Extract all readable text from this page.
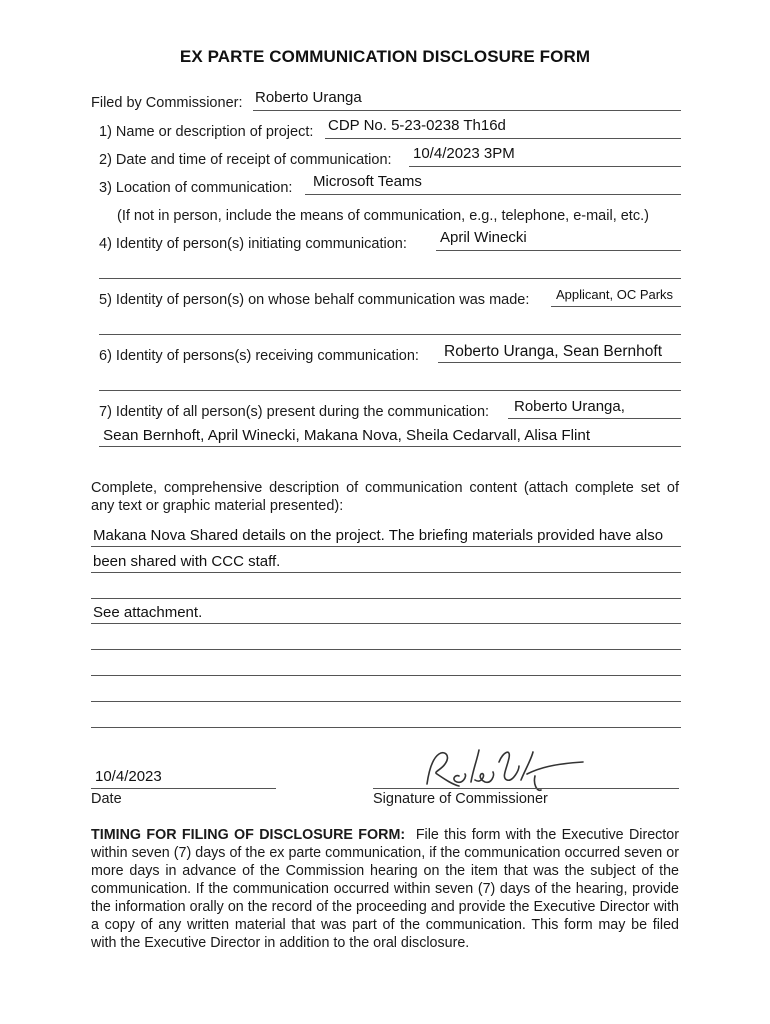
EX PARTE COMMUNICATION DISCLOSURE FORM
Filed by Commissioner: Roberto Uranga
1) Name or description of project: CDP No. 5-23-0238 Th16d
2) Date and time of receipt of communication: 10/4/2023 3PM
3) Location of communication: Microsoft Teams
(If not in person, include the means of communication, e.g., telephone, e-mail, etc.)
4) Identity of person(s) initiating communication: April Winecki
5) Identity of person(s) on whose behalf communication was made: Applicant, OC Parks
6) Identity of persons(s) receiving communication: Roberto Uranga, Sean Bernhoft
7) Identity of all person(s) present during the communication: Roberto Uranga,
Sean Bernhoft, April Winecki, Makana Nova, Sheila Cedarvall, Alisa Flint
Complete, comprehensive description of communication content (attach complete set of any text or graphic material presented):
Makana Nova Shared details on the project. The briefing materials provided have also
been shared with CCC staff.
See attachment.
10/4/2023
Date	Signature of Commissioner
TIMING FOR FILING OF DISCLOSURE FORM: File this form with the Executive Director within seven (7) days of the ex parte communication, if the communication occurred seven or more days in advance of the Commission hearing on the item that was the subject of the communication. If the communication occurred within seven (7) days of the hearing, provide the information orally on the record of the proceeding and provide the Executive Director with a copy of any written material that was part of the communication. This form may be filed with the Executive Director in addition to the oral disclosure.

____

Within the listing above, copy each line that has the string "text".

Extract all readable text from this page.
Complete, comprehensive description of communication content (attach complete set of any text or graphic material presented):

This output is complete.